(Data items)

start

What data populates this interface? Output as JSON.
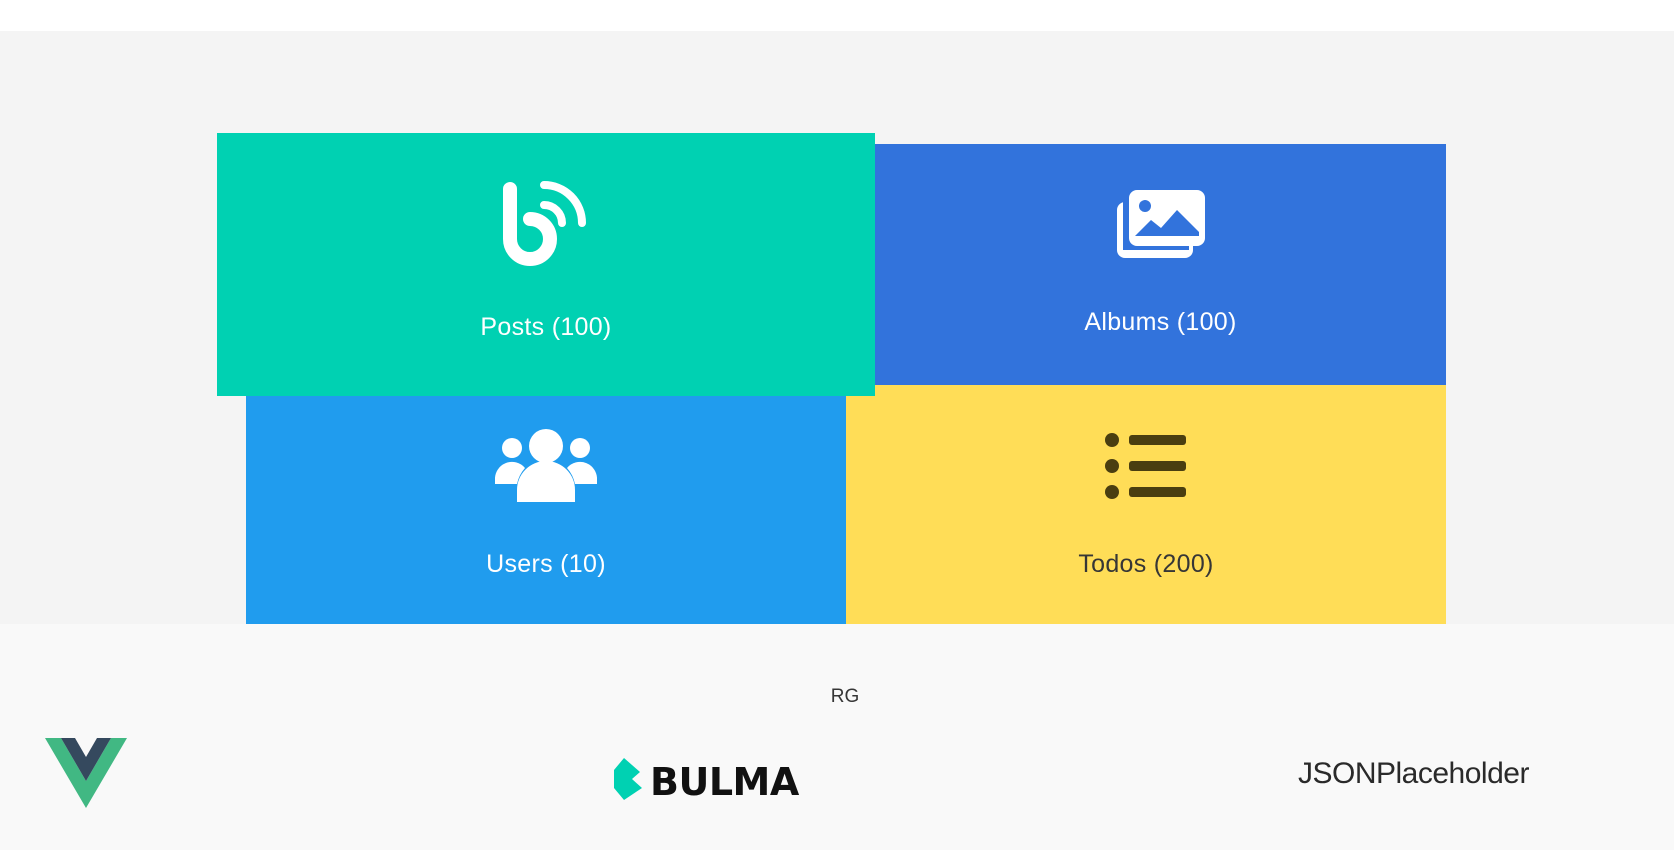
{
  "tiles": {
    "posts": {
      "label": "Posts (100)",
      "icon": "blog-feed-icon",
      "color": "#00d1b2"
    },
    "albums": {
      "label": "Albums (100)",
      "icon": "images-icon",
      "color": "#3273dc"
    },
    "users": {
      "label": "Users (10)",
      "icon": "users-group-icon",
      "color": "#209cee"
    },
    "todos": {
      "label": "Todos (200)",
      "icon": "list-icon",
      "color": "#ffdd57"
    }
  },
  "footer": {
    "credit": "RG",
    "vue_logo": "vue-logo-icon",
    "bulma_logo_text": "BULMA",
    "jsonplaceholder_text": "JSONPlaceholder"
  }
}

end

From the data above, copy out every line with the string "label" in it.

      "label": "Posts (100)",
      "label": "Albums (100)",
      "label": "Users (10)",
      "label": "Todos (200)",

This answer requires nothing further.